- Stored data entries
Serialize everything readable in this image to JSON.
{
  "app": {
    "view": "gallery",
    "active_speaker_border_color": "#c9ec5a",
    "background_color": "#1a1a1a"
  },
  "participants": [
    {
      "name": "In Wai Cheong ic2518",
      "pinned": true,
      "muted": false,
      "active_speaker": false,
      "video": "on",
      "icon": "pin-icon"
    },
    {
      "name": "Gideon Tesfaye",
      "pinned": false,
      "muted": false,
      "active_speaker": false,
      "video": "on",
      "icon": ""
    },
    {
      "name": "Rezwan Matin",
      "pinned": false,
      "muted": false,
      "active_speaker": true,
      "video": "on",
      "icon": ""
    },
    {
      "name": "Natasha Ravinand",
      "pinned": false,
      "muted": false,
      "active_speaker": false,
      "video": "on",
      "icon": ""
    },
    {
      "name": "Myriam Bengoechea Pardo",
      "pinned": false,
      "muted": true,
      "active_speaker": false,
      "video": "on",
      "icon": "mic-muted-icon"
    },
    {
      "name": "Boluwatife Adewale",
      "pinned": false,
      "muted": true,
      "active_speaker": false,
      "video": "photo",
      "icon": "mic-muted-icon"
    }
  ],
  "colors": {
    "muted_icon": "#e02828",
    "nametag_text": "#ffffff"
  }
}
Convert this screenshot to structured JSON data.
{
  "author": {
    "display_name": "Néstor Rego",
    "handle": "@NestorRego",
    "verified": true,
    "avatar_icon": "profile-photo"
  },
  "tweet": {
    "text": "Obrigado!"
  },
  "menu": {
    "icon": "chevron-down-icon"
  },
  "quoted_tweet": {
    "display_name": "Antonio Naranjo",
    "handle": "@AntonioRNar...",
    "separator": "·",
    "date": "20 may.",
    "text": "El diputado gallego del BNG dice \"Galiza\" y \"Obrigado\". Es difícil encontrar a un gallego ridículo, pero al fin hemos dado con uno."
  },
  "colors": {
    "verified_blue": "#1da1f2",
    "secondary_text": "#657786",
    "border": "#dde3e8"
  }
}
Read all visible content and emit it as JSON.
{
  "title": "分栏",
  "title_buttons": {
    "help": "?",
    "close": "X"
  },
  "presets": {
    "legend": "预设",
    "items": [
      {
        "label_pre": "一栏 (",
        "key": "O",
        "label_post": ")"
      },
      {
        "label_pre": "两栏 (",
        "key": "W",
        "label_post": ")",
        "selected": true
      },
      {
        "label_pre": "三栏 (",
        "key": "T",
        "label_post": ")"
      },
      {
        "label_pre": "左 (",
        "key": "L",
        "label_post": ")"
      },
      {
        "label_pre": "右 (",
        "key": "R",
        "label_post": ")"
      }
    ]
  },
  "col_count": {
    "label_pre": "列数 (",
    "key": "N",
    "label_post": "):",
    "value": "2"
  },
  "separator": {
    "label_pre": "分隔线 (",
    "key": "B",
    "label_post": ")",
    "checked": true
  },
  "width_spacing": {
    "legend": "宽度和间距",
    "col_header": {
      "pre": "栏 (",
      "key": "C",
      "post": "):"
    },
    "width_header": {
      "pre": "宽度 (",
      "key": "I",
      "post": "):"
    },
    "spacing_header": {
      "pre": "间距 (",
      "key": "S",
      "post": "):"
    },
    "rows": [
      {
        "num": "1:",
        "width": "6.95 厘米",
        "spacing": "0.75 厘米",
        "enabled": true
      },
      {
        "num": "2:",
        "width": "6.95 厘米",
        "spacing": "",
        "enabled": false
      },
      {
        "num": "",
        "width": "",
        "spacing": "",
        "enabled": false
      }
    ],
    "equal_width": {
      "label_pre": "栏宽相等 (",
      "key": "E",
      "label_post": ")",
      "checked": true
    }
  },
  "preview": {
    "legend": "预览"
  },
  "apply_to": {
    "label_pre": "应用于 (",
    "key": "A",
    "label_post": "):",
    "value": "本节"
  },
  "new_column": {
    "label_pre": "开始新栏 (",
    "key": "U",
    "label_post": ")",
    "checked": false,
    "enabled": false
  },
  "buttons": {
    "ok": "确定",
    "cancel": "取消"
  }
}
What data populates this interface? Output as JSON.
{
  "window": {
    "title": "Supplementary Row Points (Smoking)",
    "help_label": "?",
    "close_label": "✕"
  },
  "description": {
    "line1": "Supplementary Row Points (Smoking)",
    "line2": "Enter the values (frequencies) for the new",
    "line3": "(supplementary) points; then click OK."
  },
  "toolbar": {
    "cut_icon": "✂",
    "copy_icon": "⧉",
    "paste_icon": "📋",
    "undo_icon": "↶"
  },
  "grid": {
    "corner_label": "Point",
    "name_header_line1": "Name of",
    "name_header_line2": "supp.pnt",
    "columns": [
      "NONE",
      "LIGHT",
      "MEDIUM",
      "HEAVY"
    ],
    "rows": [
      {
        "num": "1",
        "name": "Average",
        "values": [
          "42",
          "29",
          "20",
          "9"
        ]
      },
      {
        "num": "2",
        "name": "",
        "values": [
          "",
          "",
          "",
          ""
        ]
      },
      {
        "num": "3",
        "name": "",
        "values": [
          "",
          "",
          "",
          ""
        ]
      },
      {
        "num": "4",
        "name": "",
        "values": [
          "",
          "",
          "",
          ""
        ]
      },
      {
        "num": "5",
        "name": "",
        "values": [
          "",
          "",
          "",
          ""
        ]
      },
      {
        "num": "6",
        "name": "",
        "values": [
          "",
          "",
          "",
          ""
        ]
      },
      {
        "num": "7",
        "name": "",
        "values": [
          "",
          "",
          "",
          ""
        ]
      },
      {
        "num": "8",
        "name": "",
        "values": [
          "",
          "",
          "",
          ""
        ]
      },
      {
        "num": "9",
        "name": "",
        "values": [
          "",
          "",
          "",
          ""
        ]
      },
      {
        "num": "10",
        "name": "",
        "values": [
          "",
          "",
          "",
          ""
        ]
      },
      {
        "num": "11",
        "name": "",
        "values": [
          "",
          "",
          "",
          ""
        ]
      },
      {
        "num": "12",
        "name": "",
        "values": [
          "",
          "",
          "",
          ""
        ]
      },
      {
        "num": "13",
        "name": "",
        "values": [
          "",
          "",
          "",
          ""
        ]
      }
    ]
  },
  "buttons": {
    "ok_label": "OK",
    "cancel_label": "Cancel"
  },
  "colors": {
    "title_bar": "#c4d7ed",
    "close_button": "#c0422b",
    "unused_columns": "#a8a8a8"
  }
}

- Required task
Go through the data and return every record exactly.

- Result for this exercise
Serialize everything readable in this image to JSON.
{
  "app": {
    "view": "gallery",
    "active_speaker_border_color": "#c9ec5a",
    "background_color": "#1a1a1a"
  },
  "participants": [
    {
      "name": "In Wai Cheong ic2518",
      "pinned": true,
      "muted": false,
      "active_speaker": false,
      "video": "on",
      "icon": "pin-icon"
    },
    {
      "name": "Gideon Tesfaye",
      "pinned": false,
      "muted": false,
      "active_speaker": false,
      "video": "on",
      "icon": ""
    },
    {
      "name": "Rezwan Matin",
      "pinned": false,
      "muted": false,
      "active_speaker": true,
      "video": "on",
      "icon": ""
    },
    {
      "name": "Natasha Ravinand",
      "pinned": false,
      "muted": false,
      "active_speaker": false,
      "video": "on",
      "icon": ""
    },
    {
      "name": "Myriam Bengoechea Pardo",
      "pinned": false,
      "muted": true,
      "active_speaker": false,
      "video": "on",
      "icon": "mic-muted-icon"
    },
    {
      "name": "Boluwatife Adewale",
      "pinned": false,
      "muted": true,
      "active_speaker": false,
      "video": "photo",
      "icon": "mic-muted-icon"
    }
  ],
  "colors": {
    "muted_icon": "#e02828",
    "nametag_text": "#ffffff"
  }
}
Convert this screenshot to structured JSON data.
{
  "author": {
    "display_name": "Néstor Rego",
    "handle": "@NestorRego",
    "verified": true,
    "avatar_icon": "profile-photo"
  },
  "tweet": {
    "text": "Obrigado!"
  },
  "menu": {
    "icon": "chevron-down-icon"
  },
  "quoted_tweet": {
    "display_name": "Antonio Naranjo",
    "handle": "@AntonioRNar...",
    "separator": "·",
    "date": "20 may.",
    "text": "El diputado gallego del BNG dice \"Galiza\" y \"Obrigado\". Es difícil encontrar a un gallego ridículo, pero al fin hemos dado con uno."
  },
  "colors": {
    "verified_blue": "#1da1f2",
    "secondary_text": "#657786",
    "border": "#dde3e8"
  }
}
Read all visible content and emit it as JSON.
{
  "title": "分栏",
  "title_buttons": {
    "help": "?",
    "close": "X"
  },
  "presets": {
    "legend": "预设",
    "items": [
      {
        "label_pre": "一栏 (",
        "key": "O",
        "label_post": ")"
      },
      {
        "label_pre": "两栏 (",
        "key": "W",
        "label_post": ")",
        "selected": true
      },
      {
        "label_pre": "三栏 (",
        "key": "T",
        "label_post": ")"
      },
      {
        "label_pre": "左 (",
        "key": "L",
        "label_post": ")"
      },
      {
        "label_pre": "右 (",
        "key": "R",
        "label_post": ")"
      }
    ]
  },
  "col_count": {
    "label_pre": "列数 (",
    "key": "N",
    "label_post": "):",
    "value": "2"
  },
  "separator": {
    "label_pre": "分隔线 (",
    "key": "B",
    "label_post": ")",
    "checked": true
  },
  "width_spacing": {
    "legend": "宽度和间距",
    "col_header": {
      "pre": "栏 (",
      "key": "C",
      "post": "):"
    },
    "width_header": {
      "pre": "宽度 (",
      "key": "I",
      "post": "):"
    },
    "spacing_header": {
      "pre": "间距 (",
      "key": "S",
      "post": "):"
    },
    "rows": [
      {
        "num": "1:",
        "width": "6.95 厘米",
        "spacing": "0.75 厘米",
        "enabled": true
      },
      {
        "num": "2:",
        "width": "6.95 厘米",
        "spacing": "",
        "enabled": false
      },
      {
        "num": "",
        "width": "",
        "spacing": "",
        "enabled": false
      }
    ],
    "equal_width": {
      "label_pre": "栏宽相等 (",
      "key": "E",
      "label_post": ")",
      "checked": true
    }
  },
  "preview": {
    "legend": "预览"
  },
  "apply_to": {
    "label_pre": "应用于 (",
    "key": "A",
    "label_post": "):",
    "value": "本节"
  },
  "new_column": {
    "label_pre": "开始新栏 (",
    "key": "U",
    "label_post": ")",
    "checked": false,
    "enabled": false
  },
  "buttons": {
    "ok": "确定",
    "cancel": "取消"
  }
}
What data populates this interface? Output as JSON.
{
  "window": {
    "title": "Supplementary Row Points (Smoking)",
    "help_label": "?",
    "close_label": "✕"
  },
  "description": {
    "line1": "Supplementary Row Points (Smoking)",
    "line2": "Enter the values (frequencies) for the new",
    "line3": "(supplementary) points; then click OK."
  },
  "toolbar": {
    "cut_icon": "✂",
    "copy_icon": "⧉",
    "paste_icon": "📋",
    "undo_icon": "↶"
  },
  "grid": {
    "corner_label": "Point",
    "name_header_line1": "Name of",
    "name_header_line2": "supp.pnt",
    "columns": [
      "NONE",
      "LIGHT",
      "MEDIUM",
      "HEAVY"
    ],
    "rows": [
      {
        "num": "1",
        "name": "Average",
        "values": [
          "42",
          "29",
          "20",
          "9"
        ]
      },
      {
        "num": "2",
        "name": "",
        "values": [
          "",
          "",
          "",
          ""
        ]
      },
      {
        "num": "3",
        "name": "",
        "values": [
          "",
          "",
          "",
          ""
        ]
      },
      {
        "num": "4",
        "name": "",
        "values": [
          "",
          "",
          "",
          ""
        ]
      },
      {
        "num": "5",
        "name": "",
        "values": [
          "",
          "",
          "",
          ""
        ]
      },
      {
        "num": "6",
        "name": "",
        "values": [
          "",
          "",
          "",
          ""
        ]
      },
      {
        "num": "7",
        "name": "",
        "values": [
          "",
          "",
          "",
          ""
        ]
      },
      {
        "num": "8",
        "name": "",
        "values": [
          "",
          "",
          "",
          ""
        ]
      },
      {
        "num": "9",
        "name": "",
        "values": [
          "",
          "",
          "",
          ""
        ]
      },
      {
        "num": "10",
        "name": "",
        "values": [
          "",
          "",
          "",
          ""
        ]
      },
      {
        "num": "11",
        "name": "",
        "values": [
          "",
          "",
          "",
          ""
        ]
      },
      {
        "num": "12",
        "name": "",
        "values": [
          "",
          "",
          "",
          ""
        ]
      },
      {
        "num": "13",
        "name": "",
        "values": [
          "",
          "",
          "",
          ""
        ]
      }
    ]
  },
  "buttons": {
    "ok_label": "OK",
    "cancel_label": "Cancel"
  },
  "colors": {
    "title_bar": "#c4d7ed",
    "close_button": "#c0422b",
    "unused_columns": "#a8a8a8"
  }
}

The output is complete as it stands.